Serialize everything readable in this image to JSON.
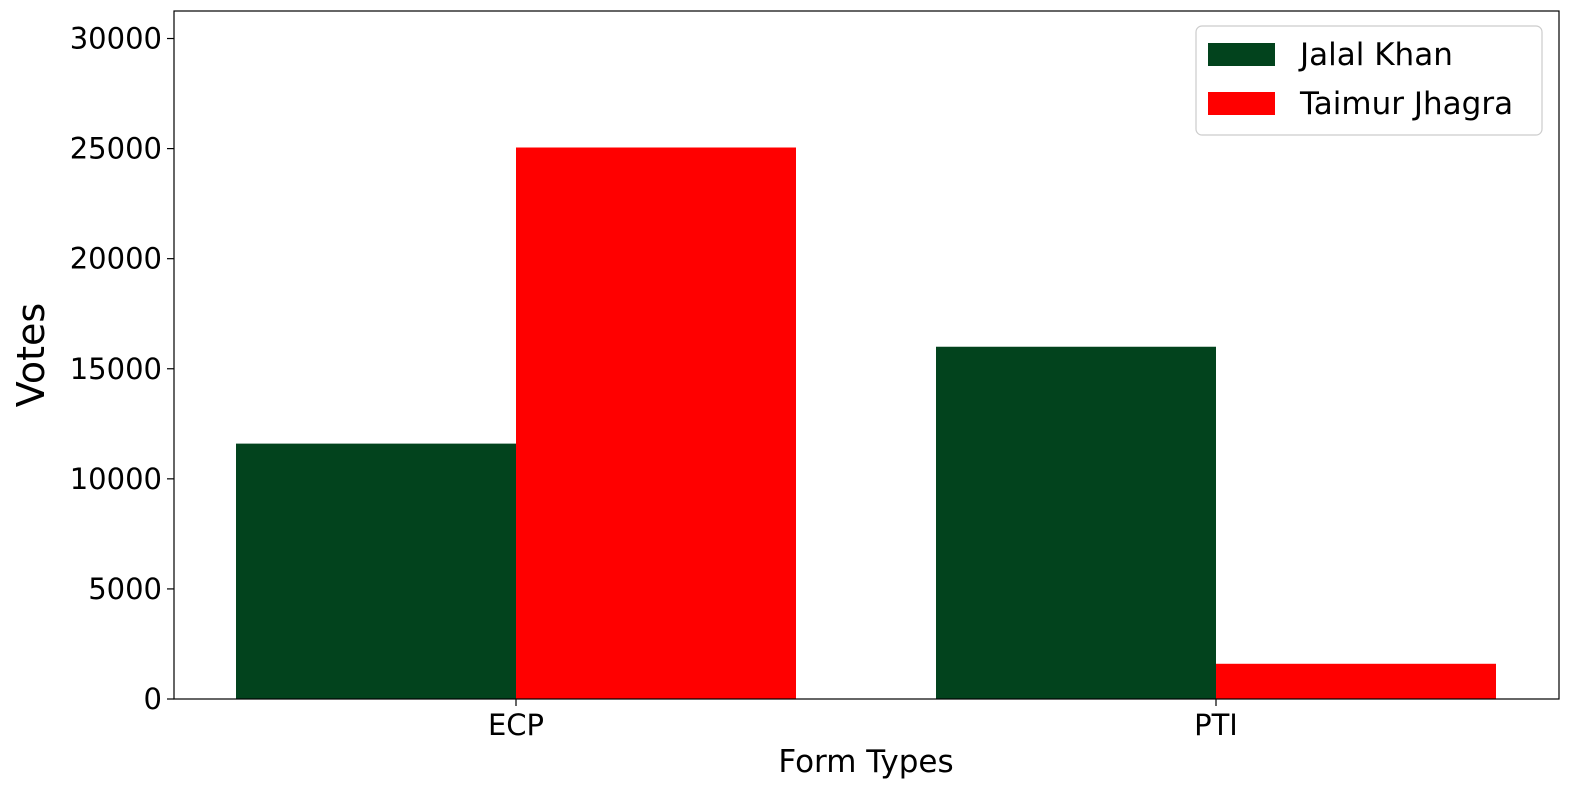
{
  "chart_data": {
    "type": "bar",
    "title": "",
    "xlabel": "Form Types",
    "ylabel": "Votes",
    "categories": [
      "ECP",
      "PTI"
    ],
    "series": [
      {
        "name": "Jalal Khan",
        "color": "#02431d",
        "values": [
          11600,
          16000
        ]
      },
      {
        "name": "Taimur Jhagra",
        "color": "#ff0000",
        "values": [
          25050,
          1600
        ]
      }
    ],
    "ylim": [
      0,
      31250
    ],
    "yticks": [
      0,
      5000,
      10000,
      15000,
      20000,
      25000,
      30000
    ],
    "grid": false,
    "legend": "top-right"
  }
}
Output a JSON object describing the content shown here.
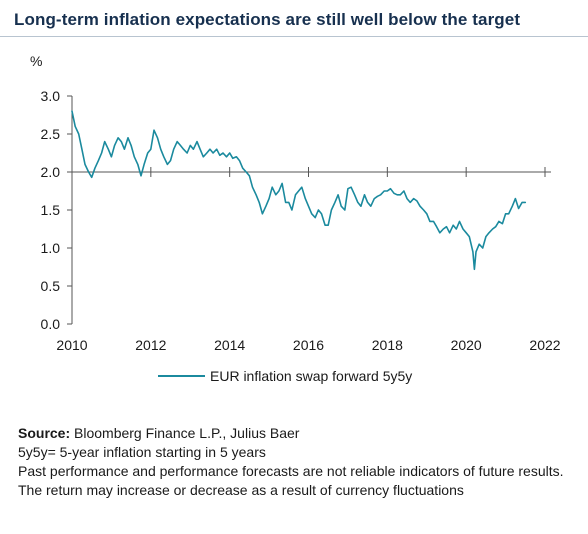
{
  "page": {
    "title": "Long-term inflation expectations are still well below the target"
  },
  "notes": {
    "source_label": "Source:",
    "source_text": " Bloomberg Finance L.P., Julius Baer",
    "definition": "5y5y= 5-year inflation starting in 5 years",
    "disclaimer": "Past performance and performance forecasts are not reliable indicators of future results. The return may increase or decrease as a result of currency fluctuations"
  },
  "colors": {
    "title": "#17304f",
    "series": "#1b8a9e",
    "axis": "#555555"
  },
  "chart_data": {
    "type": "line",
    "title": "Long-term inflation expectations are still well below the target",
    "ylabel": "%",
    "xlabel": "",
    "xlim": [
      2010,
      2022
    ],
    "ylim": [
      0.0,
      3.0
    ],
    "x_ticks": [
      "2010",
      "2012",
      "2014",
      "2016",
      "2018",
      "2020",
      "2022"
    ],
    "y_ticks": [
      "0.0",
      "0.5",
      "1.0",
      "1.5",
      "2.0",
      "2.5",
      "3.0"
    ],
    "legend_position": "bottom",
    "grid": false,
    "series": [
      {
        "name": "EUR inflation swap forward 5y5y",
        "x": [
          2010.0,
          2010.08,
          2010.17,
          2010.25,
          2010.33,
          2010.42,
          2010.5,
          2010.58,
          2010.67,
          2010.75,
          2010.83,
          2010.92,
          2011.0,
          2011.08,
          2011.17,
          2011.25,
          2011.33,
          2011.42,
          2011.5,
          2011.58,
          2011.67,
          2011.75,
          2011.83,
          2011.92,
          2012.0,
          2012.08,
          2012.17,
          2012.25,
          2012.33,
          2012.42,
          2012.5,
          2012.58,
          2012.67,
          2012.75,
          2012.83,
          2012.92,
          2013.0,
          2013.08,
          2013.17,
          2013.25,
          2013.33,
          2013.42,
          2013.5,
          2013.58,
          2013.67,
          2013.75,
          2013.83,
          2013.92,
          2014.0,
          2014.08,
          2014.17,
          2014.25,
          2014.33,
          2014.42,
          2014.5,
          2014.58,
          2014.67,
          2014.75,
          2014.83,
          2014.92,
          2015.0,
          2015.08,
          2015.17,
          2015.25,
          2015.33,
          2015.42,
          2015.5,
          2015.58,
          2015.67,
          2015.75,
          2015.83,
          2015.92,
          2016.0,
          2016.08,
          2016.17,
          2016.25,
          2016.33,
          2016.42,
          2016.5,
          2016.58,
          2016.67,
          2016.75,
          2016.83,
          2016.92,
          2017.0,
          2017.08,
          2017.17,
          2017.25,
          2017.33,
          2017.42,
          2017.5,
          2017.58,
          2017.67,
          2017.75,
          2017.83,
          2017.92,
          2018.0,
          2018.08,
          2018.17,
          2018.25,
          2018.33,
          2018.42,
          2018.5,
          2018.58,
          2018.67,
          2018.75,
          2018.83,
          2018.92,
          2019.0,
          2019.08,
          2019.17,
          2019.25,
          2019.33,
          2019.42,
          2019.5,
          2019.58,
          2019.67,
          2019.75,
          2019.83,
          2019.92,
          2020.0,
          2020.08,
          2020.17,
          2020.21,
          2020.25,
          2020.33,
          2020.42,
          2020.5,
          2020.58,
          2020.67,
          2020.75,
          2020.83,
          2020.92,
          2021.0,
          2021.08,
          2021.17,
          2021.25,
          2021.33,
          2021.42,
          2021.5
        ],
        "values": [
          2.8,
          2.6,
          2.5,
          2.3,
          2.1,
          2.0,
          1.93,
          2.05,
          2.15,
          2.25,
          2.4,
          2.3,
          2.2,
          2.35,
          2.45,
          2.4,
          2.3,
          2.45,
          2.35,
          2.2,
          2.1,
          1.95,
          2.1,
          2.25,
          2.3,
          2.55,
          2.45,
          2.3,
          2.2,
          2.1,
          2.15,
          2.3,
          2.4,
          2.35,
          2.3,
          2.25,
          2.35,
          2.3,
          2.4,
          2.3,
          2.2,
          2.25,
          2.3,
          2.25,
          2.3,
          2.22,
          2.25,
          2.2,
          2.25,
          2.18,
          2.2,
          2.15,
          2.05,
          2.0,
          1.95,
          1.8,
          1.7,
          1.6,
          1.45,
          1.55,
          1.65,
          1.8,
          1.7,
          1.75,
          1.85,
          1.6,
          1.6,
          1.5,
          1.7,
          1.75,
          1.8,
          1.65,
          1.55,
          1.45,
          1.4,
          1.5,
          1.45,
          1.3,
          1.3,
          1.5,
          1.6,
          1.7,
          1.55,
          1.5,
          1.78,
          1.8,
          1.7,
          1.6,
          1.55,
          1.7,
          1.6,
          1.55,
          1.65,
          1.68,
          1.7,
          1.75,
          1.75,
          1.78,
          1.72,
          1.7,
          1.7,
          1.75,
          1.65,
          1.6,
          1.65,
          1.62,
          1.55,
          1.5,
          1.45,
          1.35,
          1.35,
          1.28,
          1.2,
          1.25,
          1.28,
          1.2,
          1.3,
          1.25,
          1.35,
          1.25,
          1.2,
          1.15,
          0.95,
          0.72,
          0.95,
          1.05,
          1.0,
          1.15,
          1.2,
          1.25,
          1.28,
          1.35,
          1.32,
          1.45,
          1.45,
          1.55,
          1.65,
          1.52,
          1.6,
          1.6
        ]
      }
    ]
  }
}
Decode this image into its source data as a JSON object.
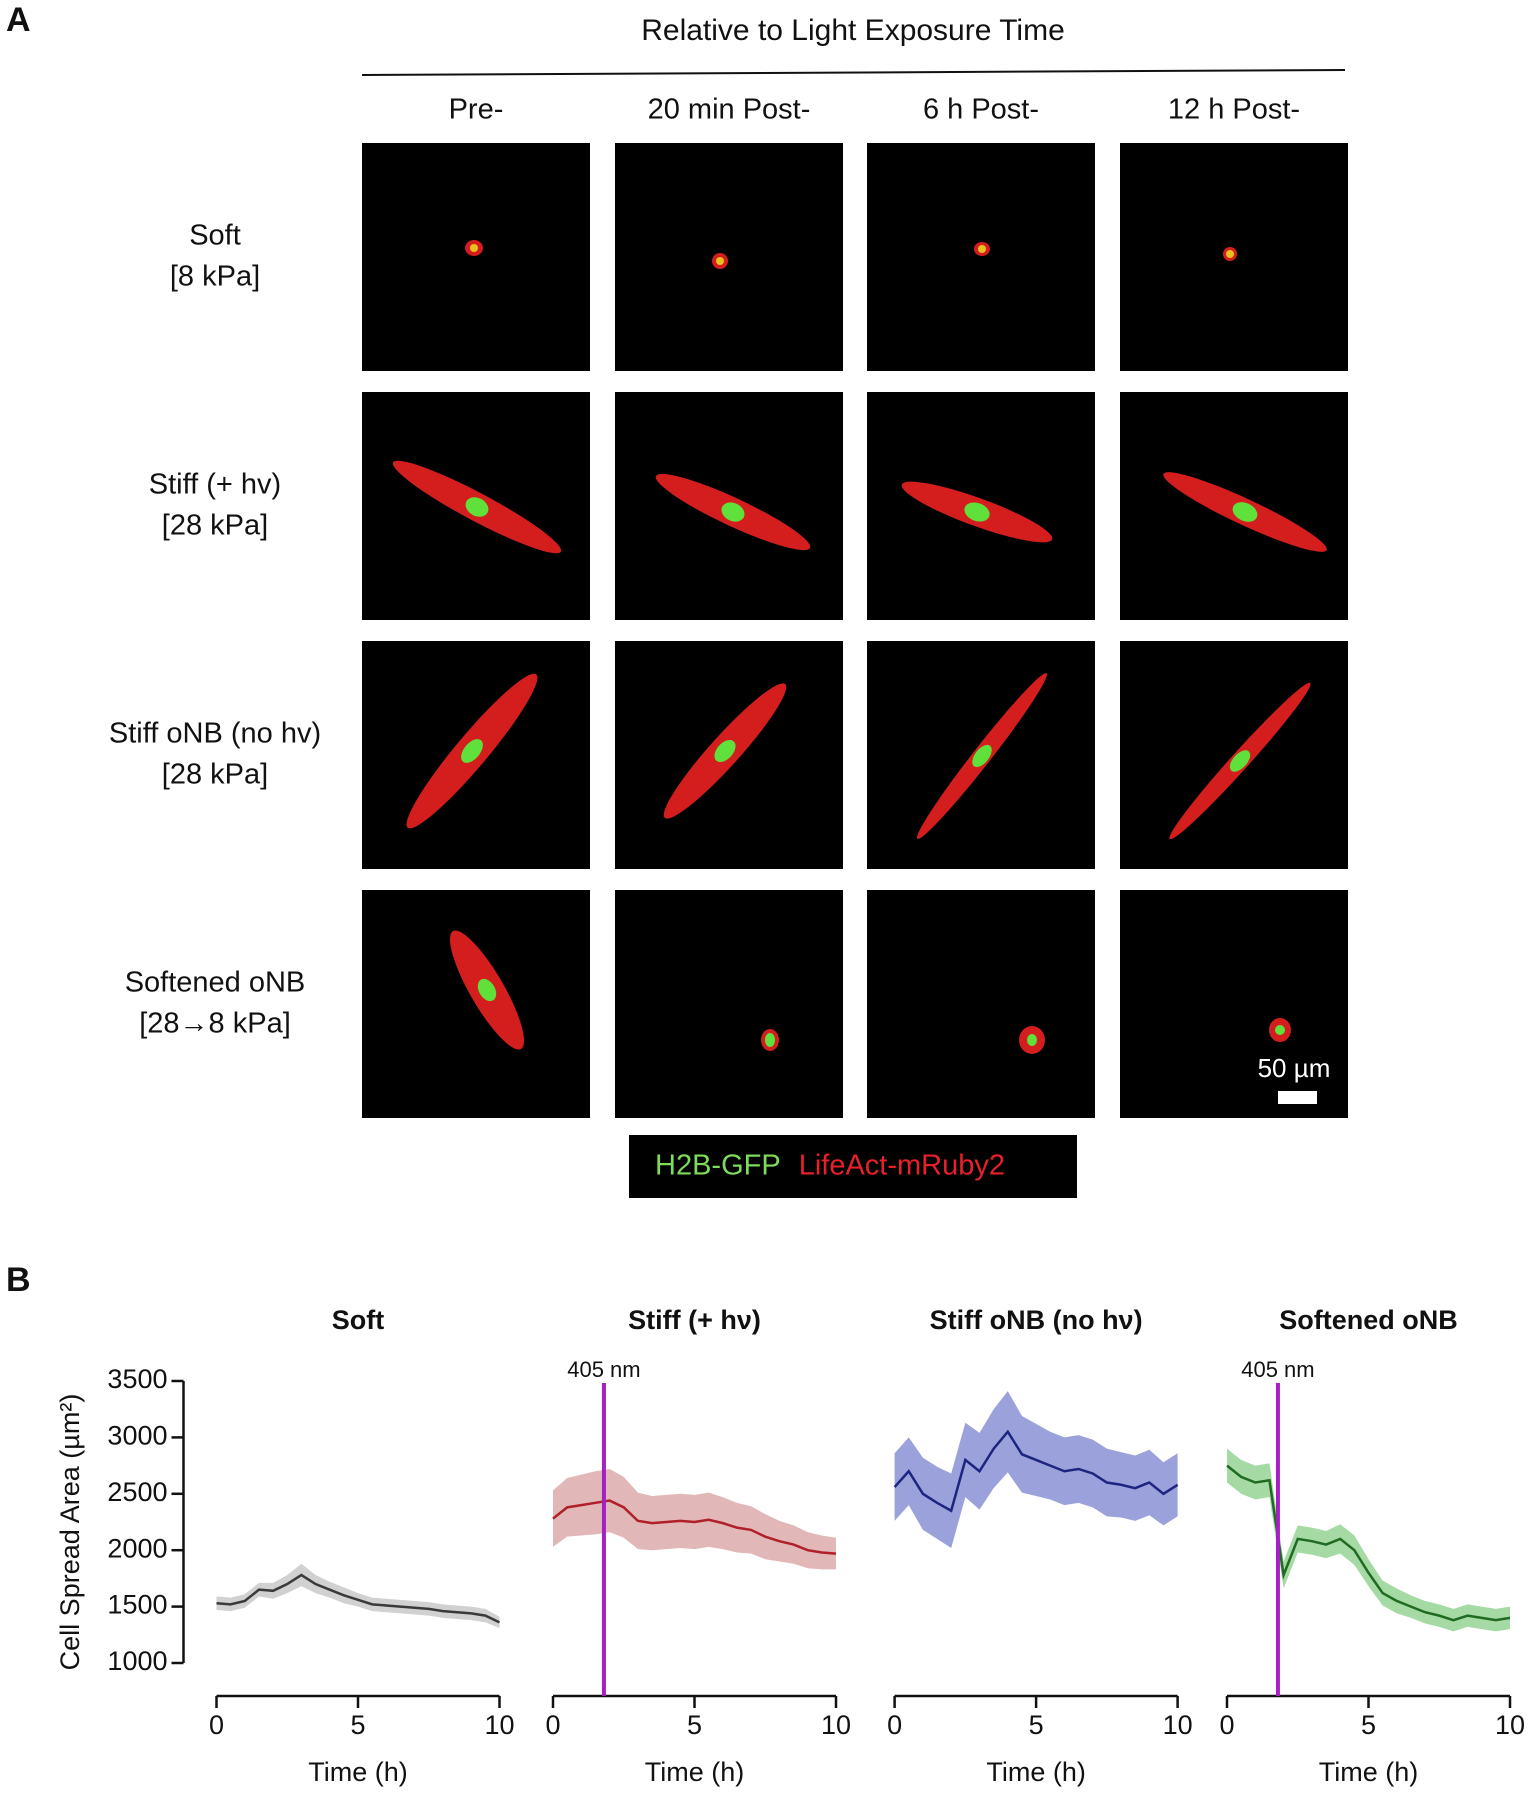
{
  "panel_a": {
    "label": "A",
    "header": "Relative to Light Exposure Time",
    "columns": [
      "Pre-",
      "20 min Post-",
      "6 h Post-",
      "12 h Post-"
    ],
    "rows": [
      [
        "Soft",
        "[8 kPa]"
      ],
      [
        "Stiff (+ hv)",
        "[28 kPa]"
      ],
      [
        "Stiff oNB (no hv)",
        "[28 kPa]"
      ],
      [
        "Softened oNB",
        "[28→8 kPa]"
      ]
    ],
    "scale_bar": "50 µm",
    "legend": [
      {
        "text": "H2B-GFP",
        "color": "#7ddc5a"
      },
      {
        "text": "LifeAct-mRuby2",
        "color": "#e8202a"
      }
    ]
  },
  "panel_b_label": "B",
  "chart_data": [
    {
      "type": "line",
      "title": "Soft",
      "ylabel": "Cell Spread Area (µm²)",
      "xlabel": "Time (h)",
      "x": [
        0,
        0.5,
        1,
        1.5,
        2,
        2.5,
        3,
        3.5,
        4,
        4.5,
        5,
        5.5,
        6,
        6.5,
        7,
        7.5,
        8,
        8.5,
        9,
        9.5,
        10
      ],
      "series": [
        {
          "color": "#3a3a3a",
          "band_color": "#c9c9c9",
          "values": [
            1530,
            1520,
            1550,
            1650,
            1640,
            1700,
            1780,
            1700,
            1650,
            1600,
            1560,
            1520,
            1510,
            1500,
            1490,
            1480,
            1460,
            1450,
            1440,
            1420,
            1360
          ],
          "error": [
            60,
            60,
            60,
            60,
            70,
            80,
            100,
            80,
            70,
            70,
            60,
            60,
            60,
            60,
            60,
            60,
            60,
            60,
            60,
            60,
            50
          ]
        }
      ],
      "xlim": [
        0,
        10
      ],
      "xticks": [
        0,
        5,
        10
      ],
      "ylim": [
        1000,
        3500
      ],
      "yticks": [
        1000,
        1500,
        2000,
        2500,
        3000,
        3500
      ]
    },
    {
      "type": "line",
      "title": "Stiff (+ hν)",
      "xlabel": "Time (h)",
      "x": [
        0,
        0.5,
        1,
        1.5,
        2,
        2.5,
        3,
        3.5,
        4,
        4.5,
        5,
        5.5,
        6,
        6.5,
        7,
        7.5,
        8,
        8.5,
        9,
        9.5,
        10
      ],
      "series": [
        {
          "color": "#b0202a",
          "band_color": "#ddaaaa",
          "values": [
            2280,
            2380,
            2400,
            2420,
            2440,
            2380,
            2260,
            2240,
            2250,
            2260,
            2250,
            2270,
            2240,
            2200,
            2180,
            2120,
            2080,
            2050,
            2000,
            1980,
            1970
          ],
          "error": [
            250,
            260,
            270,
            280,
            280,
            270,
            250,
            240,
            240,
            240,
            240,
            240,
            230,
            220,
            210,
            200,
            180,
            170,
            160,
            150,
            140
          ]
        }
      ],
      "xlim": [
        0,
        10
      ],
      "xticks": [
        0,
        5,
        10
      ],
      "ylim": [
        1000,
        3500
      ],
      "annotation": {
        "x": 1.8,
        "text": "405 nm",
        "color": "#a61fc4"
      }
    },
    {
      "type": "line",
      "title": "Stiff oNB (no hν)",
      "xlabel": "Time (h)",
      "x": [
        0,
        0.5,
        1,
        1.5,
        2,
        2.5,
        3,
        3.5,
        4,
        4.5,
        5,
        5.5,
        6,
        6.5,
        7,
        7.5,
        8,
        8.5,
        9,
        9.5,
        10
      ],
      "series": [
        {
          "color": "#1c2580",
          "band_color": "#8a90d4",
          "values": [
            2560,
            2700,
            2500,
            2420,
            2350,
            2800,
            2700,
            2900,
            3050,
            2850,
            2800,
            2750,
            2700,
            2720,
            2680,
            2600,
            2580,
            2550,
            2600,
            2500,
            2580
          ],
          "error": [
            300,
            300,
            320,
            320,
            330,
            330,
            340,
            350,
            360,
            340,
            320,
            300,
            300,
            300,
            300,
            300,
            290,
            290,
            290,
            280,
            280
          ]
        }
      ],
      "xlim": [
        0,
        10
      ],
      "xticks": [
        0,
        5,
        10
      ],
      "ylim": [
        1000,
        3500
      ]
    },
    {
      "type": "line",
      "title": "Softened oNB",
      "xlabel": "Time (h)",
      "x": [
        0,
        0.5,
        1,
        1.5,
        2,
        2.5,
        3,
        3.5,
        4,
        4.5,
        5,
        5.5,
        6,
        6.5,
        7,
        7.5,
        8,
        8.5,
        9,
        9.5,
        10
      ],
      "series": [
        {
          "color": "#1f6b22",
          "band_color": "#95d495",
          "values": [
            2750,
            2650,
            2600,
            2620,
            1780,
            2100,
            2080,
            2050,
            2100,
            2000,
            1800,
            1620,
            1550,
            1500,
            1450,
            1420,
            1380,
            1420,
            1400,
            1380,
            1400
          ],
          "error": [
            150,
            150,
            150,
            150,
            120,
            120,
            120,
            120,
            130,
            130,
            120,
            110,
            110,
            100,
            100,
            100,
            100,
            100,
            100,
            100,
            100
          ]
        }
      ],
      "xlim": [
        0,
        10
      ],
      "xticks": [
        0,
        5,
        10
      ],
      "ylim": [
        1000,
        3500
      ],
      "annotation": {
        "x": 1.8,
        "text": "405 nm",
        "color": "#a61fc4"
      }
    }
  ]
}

*To do:* Collect each line of the entries that has the word "below", copying it in full.

*Exercise solution:*
    "title": "Long-term inflation expectations are still well below the target"
    "title": "Long-term inflation expectations are still well below the target",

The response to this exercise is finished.